Task:
Make an exact copy of the entries, and keep any pictures out of it.

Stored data
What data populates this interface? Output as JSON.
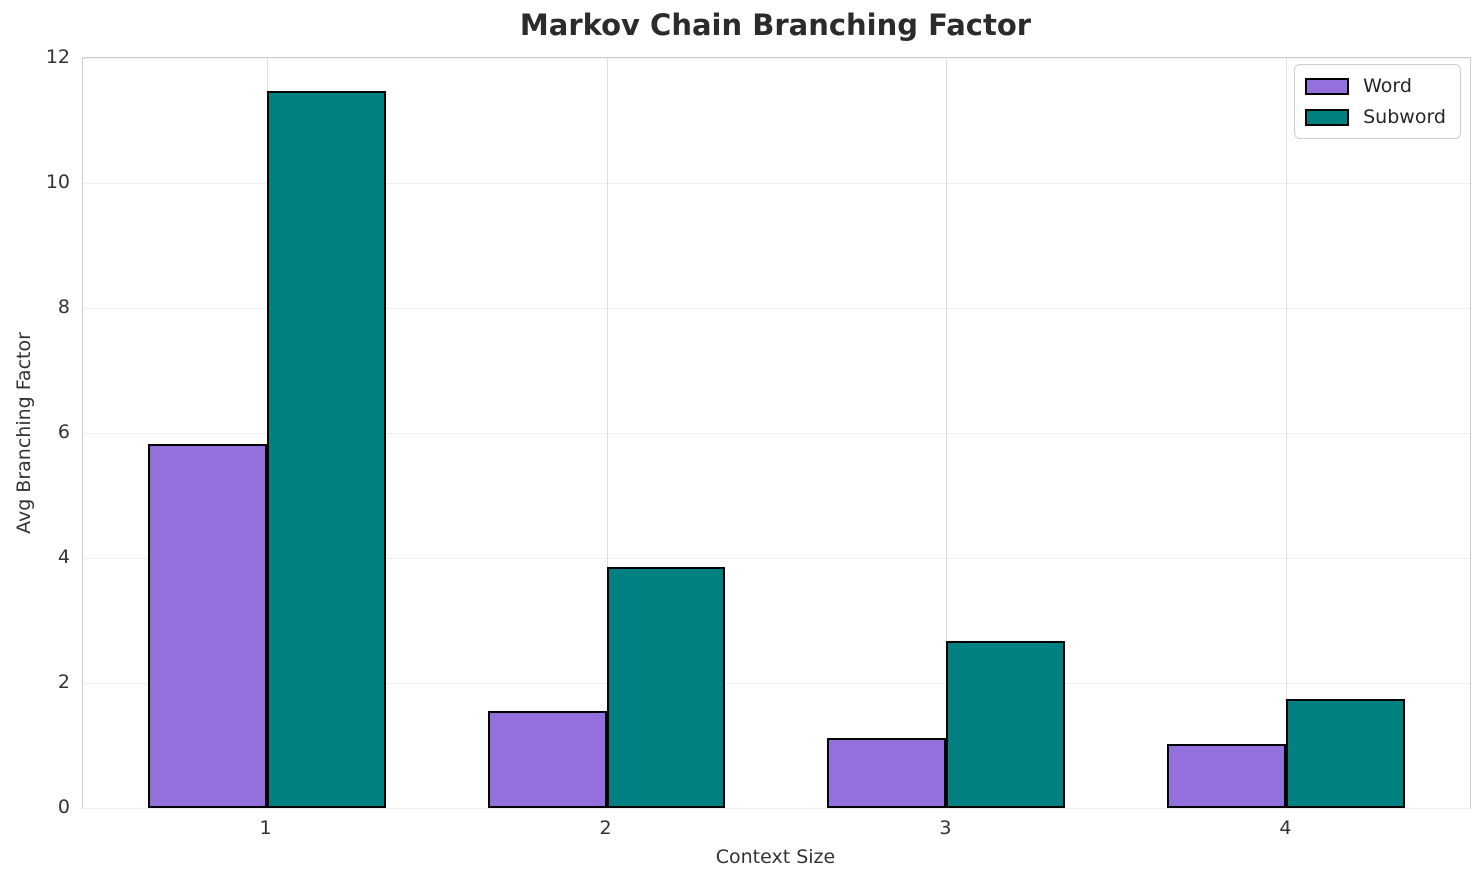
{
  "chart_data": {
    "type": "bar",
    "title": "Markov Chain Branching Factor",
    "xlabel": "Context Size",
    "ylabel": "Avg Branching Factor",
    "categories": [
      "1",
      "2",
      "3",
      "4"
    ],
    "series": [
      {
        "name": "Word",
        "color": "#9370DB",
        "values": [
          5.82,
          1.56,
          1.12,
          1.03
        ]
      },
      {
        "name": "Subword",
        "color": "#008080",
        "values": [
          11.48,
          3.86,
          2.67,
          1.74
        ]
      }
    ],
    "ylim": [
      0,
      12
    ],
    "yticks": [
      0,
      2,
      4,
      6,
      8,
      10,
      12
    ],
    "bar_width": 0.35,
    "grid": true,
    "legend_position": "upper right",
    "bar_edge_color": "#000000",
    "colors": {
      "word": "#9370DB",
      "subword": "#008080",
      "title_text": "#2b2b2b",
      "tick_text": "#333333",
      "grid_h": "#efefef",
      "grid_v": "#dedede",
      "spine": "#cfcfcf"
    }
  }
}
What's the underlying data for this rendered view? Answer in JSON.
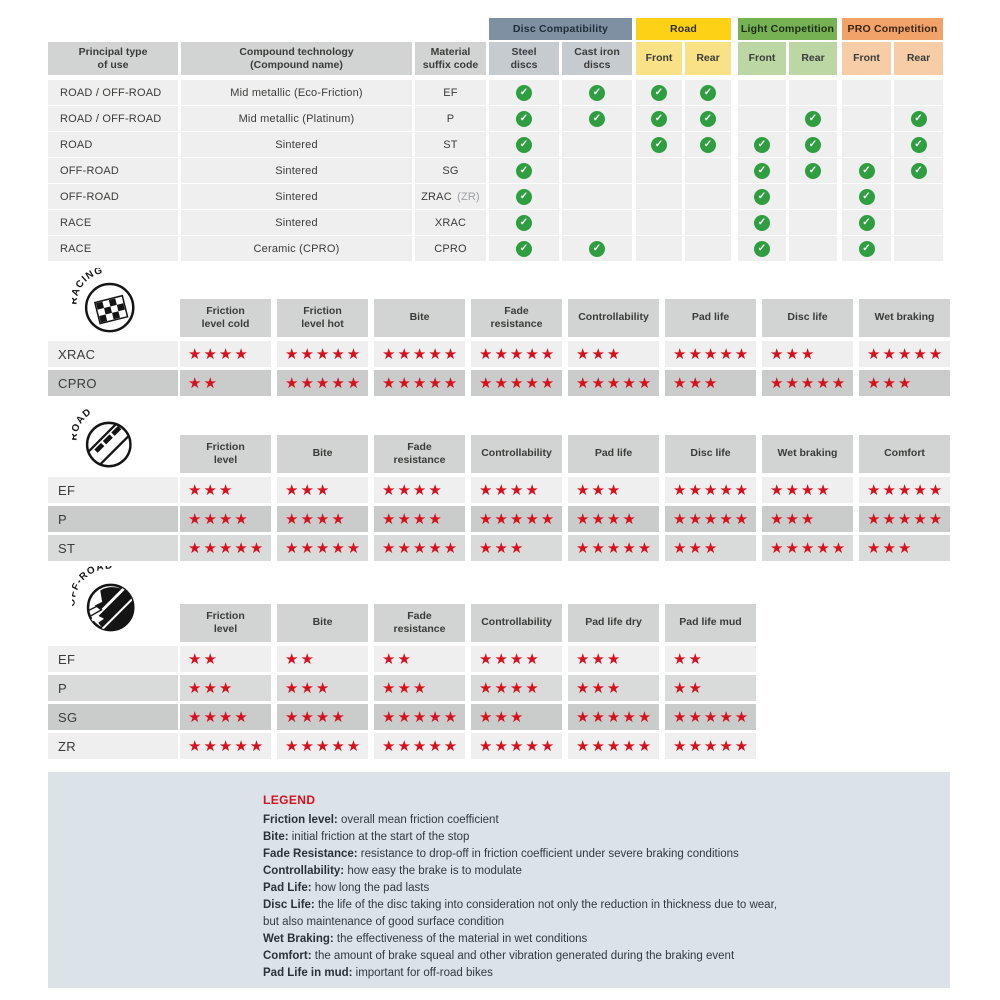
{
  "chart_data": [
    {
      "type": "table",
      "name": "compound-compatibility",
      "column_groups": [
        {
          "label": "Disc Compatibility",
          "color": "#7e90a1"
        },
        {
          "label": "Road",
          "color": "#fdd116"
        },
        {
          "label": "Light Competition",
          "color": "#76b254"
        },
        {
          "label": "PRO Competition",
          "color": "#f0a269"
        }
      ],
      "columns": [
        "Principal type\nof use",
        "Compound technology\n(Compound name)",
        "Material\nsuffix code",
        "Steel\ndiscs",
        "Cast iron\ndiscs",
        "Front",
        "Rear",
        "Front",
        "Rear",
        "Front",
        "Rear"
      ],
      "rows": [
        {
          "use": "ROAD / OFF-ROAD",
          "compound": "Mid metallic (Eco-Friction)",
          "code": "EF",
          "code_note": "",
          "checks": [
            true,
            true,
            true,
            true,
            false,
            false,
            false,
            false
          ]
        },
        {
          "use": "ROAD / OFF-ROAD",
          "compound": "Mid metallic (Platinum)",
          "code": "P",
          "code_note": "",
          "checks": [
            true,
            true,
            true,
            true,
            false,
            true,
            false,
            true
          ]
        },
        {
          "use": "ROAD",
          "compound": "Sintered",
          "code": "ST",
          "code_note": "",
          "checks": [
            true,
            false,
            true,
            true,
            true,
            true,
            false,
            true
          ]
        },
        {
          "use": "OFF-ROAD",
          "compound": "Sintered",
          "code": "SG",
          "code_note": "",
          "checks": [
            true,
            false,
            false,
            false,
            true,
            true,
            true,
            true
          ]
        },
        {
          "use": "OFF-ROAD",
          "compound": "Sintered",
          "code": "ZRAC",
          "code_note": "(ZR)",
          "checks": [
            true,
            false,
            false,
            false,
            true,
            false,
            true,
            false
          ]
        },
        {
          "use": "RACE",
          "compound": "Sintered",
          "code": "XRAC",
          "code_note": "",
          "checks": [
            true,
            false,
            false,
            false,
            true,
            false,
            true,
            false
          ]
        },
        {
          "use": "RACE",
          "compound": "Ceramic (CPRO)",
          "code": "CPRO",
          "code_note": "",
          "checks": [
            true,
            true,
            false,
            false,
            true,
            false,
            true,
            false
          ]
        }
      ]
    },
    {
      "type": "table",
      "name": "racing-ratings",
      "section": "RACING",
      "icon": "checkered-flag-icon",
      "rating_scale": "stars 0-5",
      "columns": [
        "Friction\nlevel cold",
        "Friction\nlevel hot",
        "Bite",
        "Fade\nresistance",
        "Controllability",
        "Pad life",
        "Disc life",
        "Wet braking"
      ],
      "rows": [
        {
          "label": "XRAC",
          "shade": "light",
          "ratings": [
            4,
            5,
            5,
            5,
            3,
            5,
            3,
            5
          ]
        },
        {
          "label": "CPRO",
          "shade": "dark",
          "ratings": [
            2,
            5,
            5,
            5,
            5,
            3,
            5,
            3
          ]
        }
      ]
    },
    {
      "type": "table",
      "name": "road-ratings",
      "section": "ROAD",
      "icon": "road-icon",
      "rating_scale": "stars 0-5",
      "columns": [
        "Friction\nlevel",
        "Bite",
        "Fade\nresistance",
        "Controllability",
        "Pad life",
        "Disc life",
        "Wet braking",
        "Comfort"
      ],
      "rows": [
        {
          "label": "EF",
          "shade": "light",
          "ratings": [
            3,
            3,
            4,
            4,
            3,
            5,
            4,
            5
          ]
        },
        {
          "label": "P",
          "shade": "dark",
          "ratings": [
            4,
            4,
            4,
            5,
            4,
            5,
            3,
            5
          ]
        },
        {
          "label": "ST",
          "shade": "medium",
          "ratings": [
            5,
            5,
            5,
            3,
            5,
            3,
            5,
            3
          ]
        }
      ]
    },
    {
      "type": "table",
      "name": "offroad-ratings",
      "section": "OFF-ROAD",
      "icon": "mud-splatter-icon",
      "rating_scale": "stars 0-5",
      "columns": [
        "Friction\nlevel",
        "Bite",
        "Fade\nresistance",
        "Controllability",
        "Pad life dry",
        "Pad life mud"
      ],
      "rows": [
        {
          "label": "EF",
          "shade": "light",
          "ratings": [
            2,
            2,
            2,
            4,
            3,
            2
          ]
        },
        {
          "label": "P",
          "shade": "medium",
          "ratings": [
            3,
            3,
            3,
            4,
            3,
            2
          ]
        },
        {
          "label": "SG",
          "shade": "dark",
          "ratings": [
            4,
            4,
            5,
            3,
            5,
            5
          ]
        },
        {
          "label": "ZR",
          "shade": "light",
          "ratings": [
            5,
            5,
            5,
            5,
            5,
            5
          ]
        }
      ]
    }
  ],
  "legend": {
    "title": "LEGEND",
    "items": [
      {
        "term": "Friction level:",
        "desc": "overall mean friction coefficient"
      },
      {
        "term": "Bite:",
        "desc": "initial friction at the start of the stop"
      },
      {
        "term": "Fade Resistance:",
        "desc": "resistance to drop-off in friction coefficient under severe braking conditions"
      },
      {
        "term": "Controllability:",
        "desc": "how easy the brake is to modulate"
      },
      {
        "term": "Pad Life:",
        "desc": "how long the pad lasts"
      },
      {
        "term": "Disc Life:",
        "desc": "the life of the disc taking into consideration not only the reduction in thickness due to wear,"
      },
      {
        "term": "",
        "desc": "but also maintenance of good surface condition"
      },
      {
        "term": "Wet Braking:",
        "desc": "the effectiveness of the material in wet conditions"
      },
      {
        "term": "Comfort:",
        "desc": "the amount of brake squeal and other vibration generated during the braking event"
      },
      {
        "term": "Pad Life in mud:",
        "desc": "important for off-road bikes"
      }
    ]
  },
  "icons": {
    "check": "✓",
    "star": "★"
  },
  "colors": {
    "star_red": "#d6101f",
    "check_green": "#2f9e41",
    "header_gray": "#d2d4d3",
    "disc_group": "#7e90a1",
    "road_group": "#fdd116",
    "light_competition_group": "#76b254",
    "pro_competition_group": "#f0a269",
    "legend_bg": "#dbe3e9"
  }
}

Answer to the problem:
What data populates this interface? Output as JSON.
{
  "chart_data": {
    "type": "bar",
    "title": "Markov Chain Branching Factor",
    "xlabel": "Context Size",
    "ylabel": "Avg Branching Factor",
    "categories": [
      "1",
      "2",
      "3",
      "4"
    ],
    "series": [
      {
        "name": "Word",
        "color": "#9370DB",
        "values": [
          5.82,
          1.56,
          1.12,
          1.03
        ]
      },
      {
        "name": "Subword",
        "color": "#008080",
        "values": [
          11.48,
          3.86,
          2.67,
          1.74
        ]
      }
    ],
    "ylim": [
      0,
      12
    ],
    "yticks": [
      0,
      2,
      4,
      6,
      8,
      10,
      12
    ],
    "bar_width": 0.35,
    "grid": true,
    "legend_position": "upper right",
    "bar_edge_color": "#000000",
    "colors": {
      "word": "#9370DB",
      "subword": "#008080",
      "title_text": "#2b2b2b",
      "tick_text": "#333333",
      "grid_h": "#efefef",
      "grid_v": "#dedede",
      "spine": "#cfcfcf"
    }
  }
}
What's the underlying data for this rendered view? Answer in JSON.
{
  "chart_data": [
    {
      "type": "table",
      "name": "compound-compatibility",
      "column_groups": [
        {
          "label": "Disc Compatibility",
          "color": "#7e90a1"
        },
        {
          "label": "Road",
          "color": "#fdd116"
        },
        {
          "label": "Light Competition",
          "color": "#76b254"
        },
        {
          "label": "PRO Competition",
          "color": "#f0a269"
        }
      ],
      "columns": [
        "Principal type\nof use",
        "Compound technology\n(Compound name)",
        "Material\nsuffix code",
        "Steel\ndiscs",
        "Cast iron\ndiscs",
        "Front",
        "Rear",
        "Front",
        "Rear",
        "Front",
        "Rear"
      ],
      "rows": [
        {
          "use": "ROAD / OFF-ROAD",
          "compound": "Mid metallic (Eco-Friction)",
          "code": "EF",
          "code_note": "",
          "checks": [
            true,
            true,
            true,
            true,
            false,
            false,
            false,
            false
          ]
        },
        {
          "use": "ROAD / OFF-ROAD",
          "compound": "Mid metallic (Platinum)",
          "code": "P",
          "code_note": "",
          "checks": [
            true,
            true,
            true,
            true,
            false,
            true,
            false,
            true
          ]
        },
        {
          "use": "ROAD",
          "compound": "Sintered",
          "code": "ST",
          "code_note": "",
          "checks": [
            true,
            false,
            true,
            true,
            true,
            true,
            false,
            true
          ]
        },
        {
          "use": "OFF-ROAD",
          "compound": "Sintered",
          "code": "SG",
          "code_note": "",
          "checks": [
            true,
            false,
            false,
            false,
            true,
            true,
            true,
            true
          ]
        },
        {
          "use": "OFF-ROAD",
          "compound": "Sintered",
          "code": "ZRAC",
          "code_note": "(ZR)",
          "checks": [
            true,
            false,
            false,
            false,
            true,
            false,
            true,
            false
          ]
        },
        {
          "use": "RACE",
          "compound": "Sintered",
          "code": "XRAC",
          "code_note": "",
          "checks": [
            true,
            false,
            false,
            false,
            true,
            false,
            true,
            false
          ]
        },
        {
          "use": "RACE",
          "compound": "Ceramic (CPRO)",
          "code": "CPRO",
          "code_note": "",
          "checks": [
            true,
            true,
            false,
            false,
            true,
            false,
            true,
            false
          ]
        }
      ]
    },
    {
      "type": "table",
      "name": "racing-ratings",
      "section": "RACING",
      "icon": "checkered-flag-icon",
      "rating_scale": "stars 0-5",
      "columns": [
        "Friction\nlevel cold",
        "Friction\nlevel hot",
        "Bite",
        "Fade\nresistance",
        "Controllability",
        "Pad life",
        "Disc life",
        "Wet braking"
      ],
      "rows": [
        {
          "label": "XRAC",
          "shade": "light",
          "ratings": [
            4,
            5,
            5,
            5,
            3,
            5,
            3,
            5
          ]
        },
        {
          "label": "CPRO",
          "shade": "dark",
          "ratings": [
            2,
            5,
            5,
            5,
            5,
            3,
            5,
            3
          ]
        }
      ]
    },
    {
      "type": "table",
      "name": "road-ratings",
      "section": "ROAD",
      "icon": "road-icon",
      "rating_scale": "stars 0-5",
      "columns": [
        "Friction\nlevel",
        "Bite",
        "Fade\nresistance",
        "Controllability",
        "Pad life",
        "Disc life",
        "Wet braking",
        "Comfort"
      ],
      "rows": [
        {
          "label": "EF",
          "shade": "light",
          "ratings": [
            3,
            3,
            4,
            4,
            3,
            5,
            4,
            5
          ]
        },
        {
          "label": "P",
          "shade": "dark",
          "ratings": [
            4,
            4,
            4,
            5,
            4,
            5,
            3,
            5
          ]
        },
        {
          "label": "ST",
          "shade": "medium",
          "ratings": [
            5,
            5,
            5,
            3,
            5,
            3,
            5,
            3
          ]
        }
      ]
    },
    {
      "type": "table",
      "name": "offroad-ratings",
      "section": "OFF-ROAD",
      "icon": "mud-splatter-icon",
      "rating_scale": "stars 0-5",
      "columns": [
        "Friction\nlevel",
        "Bite",
        "Fade\nresistance",
        "Controllability",
        "Pad life dry",
        "Pad life mud"
      ],
      "rows": [
        {
          "label": "EF",
          "shade": "light",
          "ratings": [
            2,
            2,
            2,
            4,
            3,
            2
          ]
        },
        {
          "label": "P",
          "shade": "medium",
          "ratings": [
            3,
            3,
            3,
            4,
            3,
            2
          ]
        },
        {
          "label": "SG",
          "shade": "dark",
          "ratings": [
            4,
            4,
            5,
            3,
            5,
            5
          ]
        },
        {
          "label": "ZR",
          "shade": "light",
          "ratings": [
            5,
            5,
            5,
            5,
            5,
            5
          ]
        }
      ]
    }
  ],
  "legend": {
    "title": "LEGEND",
    "items": [
      {
        "term": "Friction level:",
        "desc": "overall mean friction coefficient"
      },
      {
        "term": "Bite:",
        "desc": "initial friction at the start of the stop"
      },
      {
        "term": "Fade Resistance:",
        "desc": "resistance to drop-off in friction coefficient under severe braking conditions"
      },
      {
        "term": "Controllability:",
        "desc": "how easy the brake is to modulate"
      },
      {
        "term": "Pad Life:",
        "desc": "how long the pad lasts"
      },
      {
        "term": "Disc Life:",
        "desc": "the life of the disc taking into consideration not only the reduction in thickness due to wear,"
      },
      {
        "term": "",
        "desc": "but also maintenance of good surface condition"
      },
      {
        "term": "Wet Braking:",
        "desc": "the effectiveness of the material in wet conditions"
      },
      {
        "term": "Comfort:",
        "desc": "the amount of brake squeal and other vibration generated during the braking event"
      },
      {
        "term": "Pad Life in mud:",
        "desc": "important for off-road bikes"
      }
    ]
  },
  "icons": {
    "check": "✓",
    "star": "★"
  },
  "colors": {
    "star_red": "#d6101f",
    "check_green": "#2f9e41",
    "header_gray": "#d2d4d3",
    "disc_group": "#7e90a1",
    "road_group": "#fdd116",
    "light_competition_group": "#76b254",
    "pro_competition_group": "#f0a269",
    "legend_bg": "#dbe3e9"
  }
}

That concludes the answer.